## Written task
Drop the images; return everything else in the listing below exactly.

## begin

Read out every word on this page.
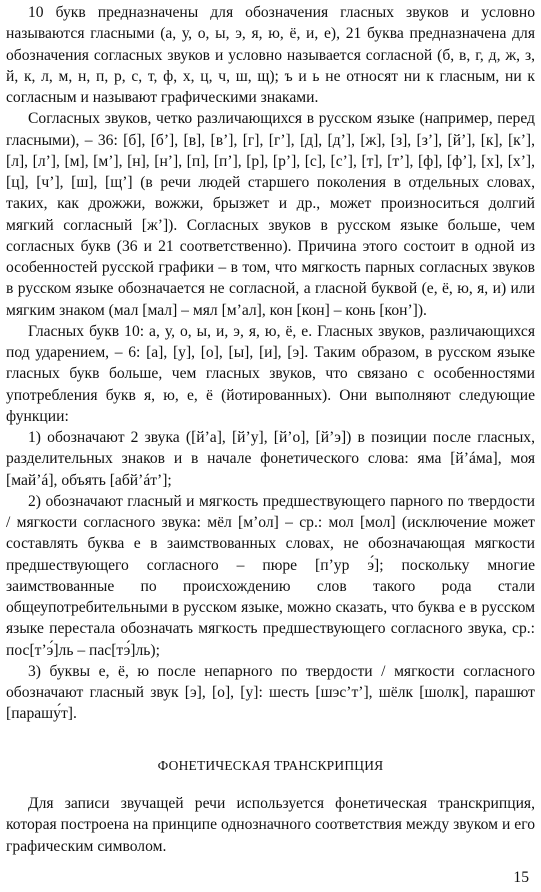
10 букв предназначены для обозначения гласных звуков и условно называются гласными (а, у, о, ы, э, я, ю, ё, и, е), 21 буква предназначена для обозначения согласных звуков и условно называется согласной (б, в, г, д, ж, з, й, к, л, м, н, п, р, с, т, ф, х, ц, ч, ш, щ); ъ и ь не относят ни к гласным, ни к согласным и называют графическими знаками.

Согласных звуков, четко различающихся в русском языке (например, перед гласными), – 36: [б], [б’], [в], [в’], [г], [г’], [д], [д’], [ж], [з], [з’], [й’], [к], [к’], [л], [л’], [м], [м’], [н], [н’], [п], [п’], [р], [р’], [с], [с’], [т], [т’], [ф], [ф’], [х], [х’], [ц], [ч’], [ш], [щ’] (в речи людей старшего поколения в отдельных словах, таких, как дрожжи, вожжи, брызжет и др., может произноситься долгий мягкий согласный [ж’]). Согласных звуков в русском языке больше, чем согласных букв (36 и 21 соответственно). Причина этого состоит в одной из особенностей русской графики – в том, что мягкость парных согласных звуков в русском языке обозначается не согласной, а гласной буквой (е, ё, ю, я, и) или мягким знаком (мал [мал] – мял [м’ал], кон [кон] – конь [кон’]).

Гласных букв 10: а, у, о, ы, и, э, я, ю, ё, е. Гласных звуков, различающихся под ударением, – 6: [а], [у], [о], [ы], [и], [э]. Таким образом, в русском языке гласных букв больше, чем гласных звуков, что связано с особенностями употребления букв я, ю, е, ё (йотированных). Они выполняют следующие функции:

1) обозначают 2 звука ([й’а], [й’у], [й’о], [й’э]) в позиции после гласных, разделительных знаков и в начале фонетического слова: яма [й’áма], моя [май’á], объять [абй’áт’];

2) обозначают гласный и мягкость предшествующего парного по твердости / мягкости согласного звука: мёл [м’ол] – ср.: мол [мол] (исключение может составлять буква е в заимствованных словах, не обозначающая мягкости предшествующего согласного – пюре [п’ур э́]; поскольку многие заимствованные по происхождению слов такого рода стали общеупотребительными в русском языке, можно сказать, что буква е в русском языке перестала обозначать мягкость предшествующего согласного звука, ср.: пос[т’э́]ль – пас[тэ́]ль);

3) буквы е, ё, ю после непарного по твердости / мягкости согласного обозначают гласный звук [э], [о], [у]: шесть [шэс’т’], шёлк [шолк], парашют [парашу́т].

ФОНЕТИЧЕСКАЯ ТРАНСКРИПЦИЯ

Для записи звучащей речи используется фонетическая транскрипция, которая построена на принципе однозначного соответствия между звуком и его графическим символом.

15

## end

## Completed task
Read out every word on this page.
10 букв предназначены для обозначения гласных звуков и условно называются гласными (а, у, о, ы, э, я, ю, ё, и, е), 21 буква предназначена для обозначения согласных звуков и условно называется согласной (б, в, г, д, ж, з, й, к, л, м, н, п, р, с, т, ф, х, ц, ч, ш, щ); ъ и ь не относят ни к гласным, ни к согласным и называют графическими знаками.

Согласных звуков, четко различающихся в русском языке (например, перед гласными), – 36: [б], [б’], [в], [в’], [г], [г’], [д], [д’], [ж], [з], [з’], [й’], [к], [к’], [л], [л’], [м], [м’], [н], [н’], [п], [п’], [р], [р’], [с], [с’], [т], [т’], [ф], [ф’], [х], [х’], [ц], [ч’], [ш], [щ’] (в речи людей старшего поколения в отдельных словах, таких, как дрожжи, вожжи, брызжет и др., может произноситься долгий мягкий согласный [ж’]). Согласных звуков в русском языке больше, чем согласных букв (36 и 21 соответственно). Причина этого состоит в одной из особенностей русской графики – в том, что мягкость парных согласных звуков в русском языке обозначается не согласной, а гласной буквой (е, ё, ю, я, и) или мягким знаком (мал [мал] – мял [м’ал], кон [кон] – конь [кон’]).

Гласных букв 10: а, у, о, ы, и, э, я, ю, ё, е. Гласных звуков, различающихся под ударением, – 6: [а], [у], [о], [ы], [и], [э]. Таким образом, в русском языке гласных букв больше, чем гласных звуков, что связано с особенностями употребления букв я, ю, е, ё (йотированных). Они выполняют следующие функции:

1) обозначают 2 звука ([й’а], [й’у], [й’о], [й’э]) в позиции после гласных, разделительных знаков и в начале фонетического слова: яма [й’áма], моя [май’á], объять [абй’áт’];

2) обозначают гласный и мягкость предшествующего парного по твердости / мягкости согласного звука: мёл [м’ол] – ср.: мол [мол] (исключение может составлять буква е в заимствованных словах, не обозначающая мягкости предшествующего согласного – пюре [п’ур э́]; поскольку многие заимствованные по происхождению слов такого рода стали общеупотребительными в русском языке, можно сказать, что буква е в русском языке перестала обозначать мягкость предшествующего согласного звука, ср.: пос[т’э́]ль – пас[тэ́]ль);

3) буквы е, ё, ю после непарного по твердости / мягкости согласного обозначают гласный звук [э], [о], [у]: шесть [шэс’т’], шёлк [шолк], парашют [парашу́т].

ФОНЕТИЧЕСКАЯ ТРАНСКРИПЦИЯ

Для записи звучащей речи используется фонетическая транскрипция, которая построена на принципе однозначного соответствия между звуком и его графическим символом.

15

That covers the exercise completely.